>>>

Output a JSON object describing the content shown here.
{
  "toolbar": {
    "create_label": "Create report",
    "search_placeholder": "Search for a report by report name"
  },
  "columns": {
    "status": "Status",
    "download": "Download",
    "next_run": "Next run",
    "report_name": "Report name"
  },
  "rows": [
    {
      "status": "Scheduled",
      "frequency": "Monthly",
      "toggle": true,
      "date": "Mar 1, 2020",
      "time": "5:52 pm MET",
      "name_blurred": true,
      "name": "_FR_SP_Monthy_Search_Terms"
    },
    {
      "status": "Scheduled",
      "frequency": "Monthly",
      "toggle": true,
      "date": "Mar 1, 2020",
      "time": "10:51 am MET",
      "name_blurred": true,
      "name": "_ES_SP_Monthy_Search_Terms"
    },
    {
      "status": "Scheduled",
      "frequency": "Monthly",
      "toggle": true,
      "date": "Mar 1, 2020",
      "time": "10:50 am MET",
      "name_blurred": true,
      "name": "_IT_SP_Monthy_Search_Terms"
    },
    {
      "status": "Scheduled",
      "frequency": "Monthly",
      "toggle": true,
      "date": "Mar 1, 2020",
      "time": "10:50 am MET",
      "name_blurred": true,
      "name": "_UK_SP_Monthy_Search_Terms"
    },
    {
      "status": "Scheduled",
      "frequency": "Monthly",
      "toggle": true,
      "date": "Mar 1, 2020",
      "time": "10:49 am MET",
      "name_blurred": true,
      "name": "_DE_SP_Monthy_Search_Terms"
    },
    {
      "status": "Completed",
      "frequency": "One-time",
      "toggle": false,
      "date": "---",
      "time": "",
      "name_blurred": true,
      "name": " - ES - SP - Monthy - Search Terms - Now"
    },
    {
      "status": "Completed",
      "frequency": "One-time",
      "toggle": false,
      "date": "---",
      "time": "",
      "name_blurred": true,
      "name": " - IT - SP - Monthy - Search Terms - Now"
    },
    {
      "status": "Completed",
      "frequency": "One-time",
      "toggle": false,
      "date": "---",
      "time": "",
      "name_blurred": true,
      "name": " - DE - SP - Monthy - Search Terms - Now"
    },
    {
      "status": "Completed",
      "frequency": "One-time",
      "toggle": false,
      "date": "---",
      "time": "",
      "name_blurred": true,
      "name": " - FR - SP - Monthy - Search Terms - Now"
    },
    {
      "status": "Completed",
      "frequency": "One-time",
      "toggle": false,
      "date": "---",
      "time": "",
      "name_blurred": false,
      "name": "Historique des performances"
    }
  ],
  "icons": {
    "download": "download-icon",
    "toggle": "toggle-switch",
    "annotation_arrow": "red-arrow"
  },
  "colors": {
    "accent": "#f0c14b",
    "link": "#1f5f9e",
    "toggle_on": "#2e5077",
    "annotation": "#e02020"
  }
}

<<<

[SET PROBLEM] In full and verbatim, repeat the records given above.

[ANSWER BELOW]
Output a JSON object describing the content shown here.
{
  "toolbar": {
    "create_label": "Create report",
    "search_placeholder": "Search for a report by report name"
  },
  "columns": {
    "status": "Status",
    "download": "Download",
    "next_run": "Next run",
    "report_name": "Report name"
  },
  "rows": [
    {
      "status": "Scheduled",
      "frequency": "Monthly",
      "toggle": true,
      "date": "Mar 1, 2020",
      "time": "5:52 pm MET",
      "name_blurred": true,
      "name": "_FR_SP_Monthy_Search_Terms"
    },
    {
      "status": "Scheduled",
      "frequency": "Monthly",
      "toggle": true,
      "date": "Mar 1, 2020",
      "time": "10:51 am MET",
      "name_blurred": true,
      "name": "_ES_SP_Monthy_Search_Terms"
    },
    {
      "status": "Scheduled",
      "frequency": "Monthly",
      "toggle": true,
      "date": "Mar 1, 2020",
      "time": "10:50 am MET",
      "name_blurred": true,
      "name": "_IT_SP_Monthy_Search_Terms"
    },
    {
      "status": "Scheduled",
      "frequency": "Monthly",
      "toggle": true,
      "date": "Mar 1, 2020",
      "time": "10:50 am MET",
      "name_blurred": true,
      "name": "_UK_SP_Monthy_Search_Terms"
    },
    {
      "status": "Scheduled",
      "frequency": "Monthly",
      "toggle": true,
      "date": "Mar 1, 2020",
      "time": "10:49 am MET",
      "name_blurred": true,
      "name": "_DE_SP_Monthy_Search_Terms"
    },
    {
      "status": "Completed",
      "frequency": "One-time",
      "toggle": false,
      "date": "---",
      "time": "",
      "name_blurred": true,
      "name": " - ES - SP - Monthy - Search Terms - Now"
    },
    {
      "status": "Completed",
      "frequency": "One-time",
      "toggle": false,
      "date": "---",
      "time": "",
      "name_blurred": true,
      "name": " - IT - SP - Monthy - Search Terms - Now"
    },
    {
      "status": "Completed",
      "frequency": "One-time",
      "toggle": false,
      "date": "---",
      "time": "",
      "name_blurred": true,
      "name": " - DE - SP - Monthy - Search Terms - Now"
    },
    {
      "status": "Completed",
      "frequency": "One-time",
      "toggle": false,
      "date": "---",
      "time": "",
      "name_blurred": true,
      "name": " - FR - SP - Monthy - Search Terms - Now"
    },
    {
      "status": "Completed",
      "frequency": "One-time",
      "toggle": false,
      "date": "---",
      "time": "",
      "name_blurred": false,
      "name": "Historique des performances"
    }
  ],
  "icons": {
    "download": "download-icon",
    "toggle": "toggle-switch",
    "annotation_arrow": "red-arrow"
  },
  "colors": {
    "accent": "#f0c14b",
    "link": "#1f5f9e",
    "toggle_on": "#2e5077",
    "annotation": "#e02020"
  }
}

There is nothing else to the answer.